>> Begin Extracted material
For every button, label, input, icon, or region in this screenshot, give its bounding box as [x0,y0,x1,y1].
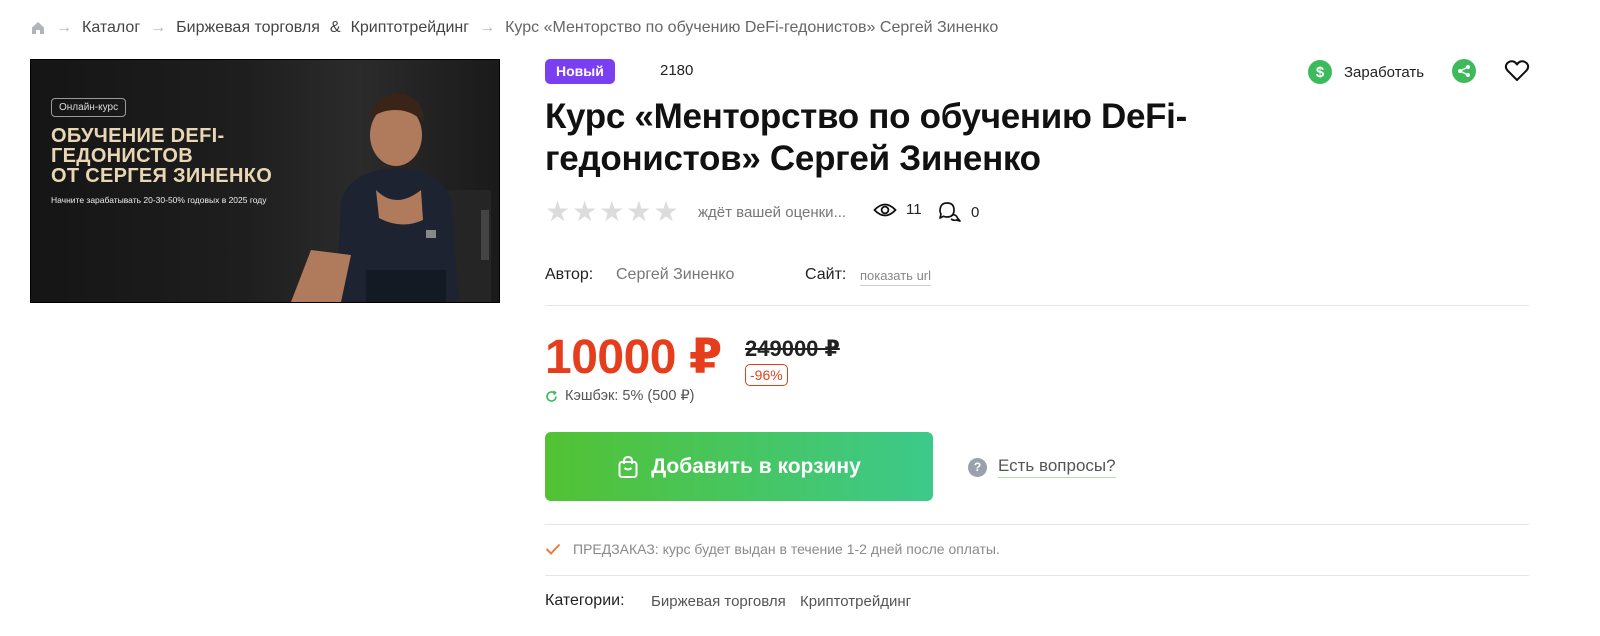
breadcrumb-current: Курс «Менторство по обучению DeFi-гедони… [505,19,999,36]
banner-heading-line2: ГЕДОНИСТОВ [51,145,193,167]
checkmark-icon [545,543,561,555]
views-value: 11 [906,201,922,218]
breadcrumb-section-b[interactable]: Криптотрейдинг [351,19,470,37]
star-icon[interactable]: ★ [572,198,597,226]
breadcrumb-catalog[interactable]: Каталог [82,19,140,37]
category-link[interactable]: Биржевая торговля [651,593,786,610]
preorder-text: ПРЕДЗАКАЗ: курс будет выдан в течение 1-… [573,541,1000,557]
comments-value: 0 [971,203,980,221]
banner-heading: ОБУЧЕНИЕ DEFI- ГЕДОНИСТОВ ОТ СЕРГЕЯ ЗИНЕ… [51,126,272,186]
site-label: Сайт: [805,266,847,283]
rating-label: ждёт вашей оценки... [698,204,847,221]
divider [545,575,1529,576]
breadcrumb: → Каталог → Биржевая торговля & Криптотр… [30,16,998,40]
banner-subtitle: Начните зарабатывать 20-30-50% годовых в… [51,195,267,205]
banner-heading-line1: ОБУЧЕНИЕ DEFI- [51,125,225,147]
banner-heading-line3: ОТ СЕРГЕЯ ЗИНЕНКО [51,165,273,187]
arrow-right-icon: → [479,19,496,36]
star-icon[interactable]: ★ [599,198,624,226]
author-label: Автор: [545,266,594,283]
star-icon[interactable]: ★ [653,198,678,226]
divider [545,305,1529,306]
shopping-bag-icon [618,455,638,478]
show-url-link[interactable]: показать url [860,268,932,286]
refresh-icon [546,390,557,402]
earn-link[interactable]: $ Заработать [1308,59,1424,85]
divider [545,524,1529,525]
presenter-portrait [291,93,491,302]
product-title: Курс «Менторство по обучению DeFi-гедони… [545,97,1187,178]
breadcrumb-amp: & [329,19,341,36]
product-image[interactable]: Онлайн-курс ОБУЧЕНИЕ DEFI- ГЕДОНИСТОВ ОТ… [30,59,500,303]
preorder-note: ПРЕДЗАКАЗ: курс будет выдан в течение 1-… [545,541,1000,557]
add-to-cart-button[interactable]: Добавить в корзину [545,432,933,501]
banner-tag: Онлайн-курс [51,98,127,117]
rating-stars[interactable]: ★ ★ ★ ★ ★ [545,198,679,226]
eye-icon [873,203,897,216]
home-icon[interactable] [30,20,46,36]
categories-label: Категории: [545,592,625,609]
dollar-icon: $ [1308,60,1332,84]
add-to-cart-label: Добавить в корзину [651,454,861,478]
discount-badge: -96% [745,364,788,386]
product-number: 2180 [660,62,694,79]
share-icon [1458,65,1470,77]
earn-label: Заработать [1344,63,1425,81]
heart-icon[interactable] [1504,59,1530,83]
question-icon: ? [968,457,987,477]
star-icon[interactable]: ★ [545,198,570,226]
comment-icon [939,202,961,222]
questions-link[interactable]: ? Есть вопросы? [968,456,1116,478]
old-price: 249000 ₽ [745,336,840,361]
category-link[interactable]: Криптотрейдинг [800,593,911,610]
arrow-right-icon: → [56,19,72,36]
cashback-text: Кэшбэк: 5% (500 ₽) [565,388,695,404]
share-button[interactable] [1452,59,1476,83]
current-price: 10000 ₽ [545,331,722,384]
questions-label: Есть вопросы? [998,456,1116,478]
author-name[interactable]: Сергей Зиненко [616,266,734,284]
arrow-right-icon: → [150,19,167,36]
star-icon[interactable]: ★ [626,198,651,226]
breadcrumb-section-a[interactable]: Биржевая торговля [176,19,320,37]
views-count: 11 [873,201,922,218]
new-badge: Новый [545,59,615,84]
cashback: Кэшбэк: 5% (500 ₽) [545,388,695,404]
comments-count[interactable]: 0 [938,201,979,223]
>> End Extracted material
■ Written exercise
Copy every row above line for line, without the pictures.

■ Full answer
For every button, label, input, icon, or region in this screenshot, give its bounding box as [x0,y0,x1,y1].
breadcrumb-current: Курс «Менторство по обучению DeFi-гедони… [505,19,999,36]
banner-heading-line2: ГЕДОНИСТОВ [51,145,193,167]
checkmark-icon [545,543,561,555]
views-value: 11 [906,201,922,218]
breadcrumb-section-b[interactable]: Криптотрейдинг [351,19,470,37]
star-icon[interactable]: ★ [572,198,597,226]
breadcrumb-catalog[interactable]: Каталог [82,19,140,37]
category-link[interactable]: Биржевая торговля [651,593,786,610]
preorder-text: ПРЕДЗАКАЗ: курс будет выдан в течение 1-… [573,541,1000,557]
comments-value: 0 [971,203,980,221]
banner-heading: ОБУЧЕНИЕ DEFI- ГЕДОНИСТОВ ОТ СЕРГЕЯ ЗИНЕ… [51,126,272,186]
site-label: Сайт: [805,266,847,283]
rating-label: ждёт вашей оценки... [698,204,847,221]
divider [545,575,1529,576]
breadcrumb: → Каталог → Биржевая торговля & Криптотр… [30,16,998,40]
banner-subtitle: Начните зарабатывать 20-30-50% годовых в… [51,195,267,205]
banner-heading-line1: ОБУЧЕНИЕ DEFI- [51,125,225,147]
banner-heading-line3: ОТ СЕРГЕЯ ЗИНЕНКО [51,165,273,187]
arrow-right-icon: → [479,19,496,36]
star-icon[interactable]: ★ [599,198,624,226]
author-label: Автор: [545,266,594,283]
star-icon[interactable]: ★ [653,198,678,226]
divider [545,305,1529,306]
shopping-bag-icon [618,455,638,478]
show-url-link[interactable]: показать url [860,268,932,286]
refresh-icon [546,390,557,402]
earn-link[interactable]: $ Заработать [1308,59,1424,85]
divider [545,524,1529,525]
presenter-portrait [291,93,491,302]
product-title: Курс «Менторство по обучению DeFi-гедони… [545,97,1187,178]
breadcrumb-amp: & [329,19,341,36]
product-image[interactable]: Онлайн-курс ОБУЧЕНИЕ DEFI- ГЕДОНИСТОВ ОТ… [30,59,500,303]
preorder-note: ПРЕДЗАКАЗ: курс будет выдан в течение 1-… [545,541,1000,557]
add-to-cart-button[interactable]: Добавить в корзину [545,432,933,501]
banner-tag: Онлайн-курс [51,98,127,117]
rating-stars[interactable]: ★ ★ ★ ★ ★ [545,198,679,226]
eye-icon [873,203,897,216]
home-icon[interactable] [30,20,46,36]
categories-label: Категории: [545,592,625,609]
dollar-icon: $ [1308,60,1332,84]
add-to-cart-label: Добавить в корзину [651,454,861,478]
discount-badge: -96% [745,364,788,386]
product-number: 2180 [660,62,694,79]
share-icon [1458,65,1470,77]
earn-label: Заработать [1344,63,1425,81]
heart-icon[interactable] [1504,59,1530,83]
question-icon: ? [968,457,987,477]
star-icon[interactable]: ★ [545,198,570,226]
comment-icon [939,202,961,222]
questions-link[interactable]: ? Есть вопросы? [968,456,1116,478]
old-price: 249000 ₽ [745,336,840,361]
category-link[interactable]: Криптотрейдинг [800,593,911,610]
arrow-right-icon: → [56,19,72,36]
cashback-text: Кэшбэк: 5% (500 ₽) [565,388,695,404]
share-button[interactable] [1452,59,1476,83]
current-price: 10000 ₽ [545,331,722,384]
questions-label: Есть вопросы? [998,456,1116,478]
author-name[interactable]: Сергей Зиненко [616,266,734,284]
arrow-right-icon: → [150,19,167,36]
star-icon[interactable]: ★ [626,198,651,226]
breadcrumb-section-a[interactable]: Биржевая торговля [176,19,320,37]
views-count: 11 [873,201,922,218]
new-badge: Новый [545,59,615,84]
cashback: Кэшбэк: 5% (500 ₽) [545,388,695,404]
comments-count[interactable]: 0 [938,201,979,223]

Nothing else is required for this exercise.